§ Exercise requirements: Go through the records and copy each line where the word "repeat" occurs.

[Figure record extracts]
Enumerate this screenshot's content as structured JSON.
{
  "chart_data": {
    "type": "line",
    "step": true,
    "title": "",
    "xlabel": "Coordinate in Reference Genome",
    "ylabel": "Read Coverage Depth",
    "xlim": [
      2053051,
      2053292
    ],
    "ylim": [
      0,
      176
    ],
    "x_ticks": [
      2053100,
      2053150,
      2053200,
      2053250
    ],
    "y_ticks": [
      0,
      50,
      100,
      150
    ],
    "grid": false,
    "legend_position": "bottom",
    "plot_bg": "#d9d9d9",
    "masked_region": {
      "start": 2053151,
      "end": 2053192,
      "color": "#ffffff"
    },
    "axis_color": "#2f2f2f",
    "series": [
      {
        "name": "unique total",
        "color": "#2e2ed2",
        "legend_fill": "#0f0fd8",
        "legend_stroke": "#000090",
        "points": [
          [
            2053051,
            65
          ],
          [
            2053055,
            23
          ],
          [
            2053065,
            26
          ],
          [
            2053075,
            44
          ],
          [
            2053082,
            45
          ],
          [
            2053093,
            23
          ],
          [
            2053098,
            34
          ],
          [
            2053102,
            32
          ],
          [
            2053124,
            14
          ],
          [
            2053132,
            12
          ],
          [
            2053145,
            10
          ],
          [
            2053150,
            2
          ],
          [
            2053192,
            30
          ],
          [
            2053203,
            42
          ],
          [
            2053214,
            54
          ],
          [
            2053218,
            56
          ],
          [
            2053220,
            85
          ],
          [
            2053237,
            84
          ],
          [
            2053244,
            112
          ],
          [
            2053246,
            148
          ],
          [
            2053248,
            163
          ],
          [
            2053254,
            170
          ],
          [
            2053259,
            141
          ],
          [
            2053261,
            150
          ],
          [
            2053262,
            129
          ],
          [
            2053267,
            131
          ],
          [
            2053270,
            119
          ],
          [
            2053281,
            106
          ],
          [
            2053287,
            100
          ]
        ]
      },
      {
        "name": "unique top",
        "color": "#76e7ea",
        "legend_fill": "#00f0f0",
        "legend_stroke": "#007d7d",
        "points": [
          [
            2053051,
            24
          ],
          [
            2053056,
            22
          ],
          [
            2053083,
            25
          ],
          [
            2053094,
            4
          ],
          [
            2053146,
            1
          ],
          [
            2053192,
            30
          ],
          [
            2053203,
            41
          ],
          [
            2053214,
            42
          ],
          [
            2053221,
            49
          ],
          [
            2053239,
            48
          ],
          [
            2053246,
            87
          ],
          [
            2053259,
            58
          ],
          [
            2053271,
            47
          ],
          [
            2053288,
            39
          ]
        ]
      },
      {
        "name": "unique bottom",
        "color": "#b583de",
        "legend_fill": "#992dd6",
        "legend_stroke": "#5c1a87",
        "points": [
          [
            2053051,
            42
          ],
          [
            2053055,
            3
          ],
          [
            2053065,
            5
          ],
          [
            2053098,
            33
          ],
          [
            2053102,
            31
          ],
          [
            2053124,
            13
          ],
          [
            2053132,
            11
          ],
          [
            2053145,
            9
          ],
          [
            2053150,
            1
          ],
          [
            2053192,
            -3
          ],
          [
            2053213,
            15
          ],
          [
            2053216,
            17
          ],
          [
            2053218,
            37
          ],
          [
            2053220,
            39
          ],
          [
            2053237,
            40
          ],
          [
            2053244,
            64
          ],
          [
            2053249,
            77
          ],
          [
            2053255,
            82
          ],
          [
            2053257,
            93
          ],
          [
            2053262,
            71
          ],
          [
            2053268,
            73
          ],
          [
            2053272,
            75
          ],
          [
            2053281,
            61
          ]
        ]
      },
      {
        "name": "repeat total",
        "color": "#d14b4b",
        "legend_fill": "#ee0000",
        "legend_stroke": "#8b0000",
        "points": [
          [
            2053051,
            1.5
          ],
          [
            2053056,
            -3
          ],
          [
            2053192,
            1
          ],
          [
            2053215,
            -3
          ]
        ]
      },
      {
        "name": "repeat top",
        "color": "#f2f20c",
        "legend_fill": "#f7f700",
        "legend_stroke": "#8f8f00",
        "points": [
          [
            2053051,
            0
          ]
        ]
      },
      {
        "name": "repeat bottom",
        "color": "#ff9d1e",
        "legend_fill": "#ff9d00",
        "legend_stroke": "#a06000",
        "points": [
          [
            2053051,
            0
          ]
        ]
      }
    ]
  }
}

§ Response for this exercise:
        "name": "repeat total",
        "name": "repeat top",
        "name": "repeat bottom",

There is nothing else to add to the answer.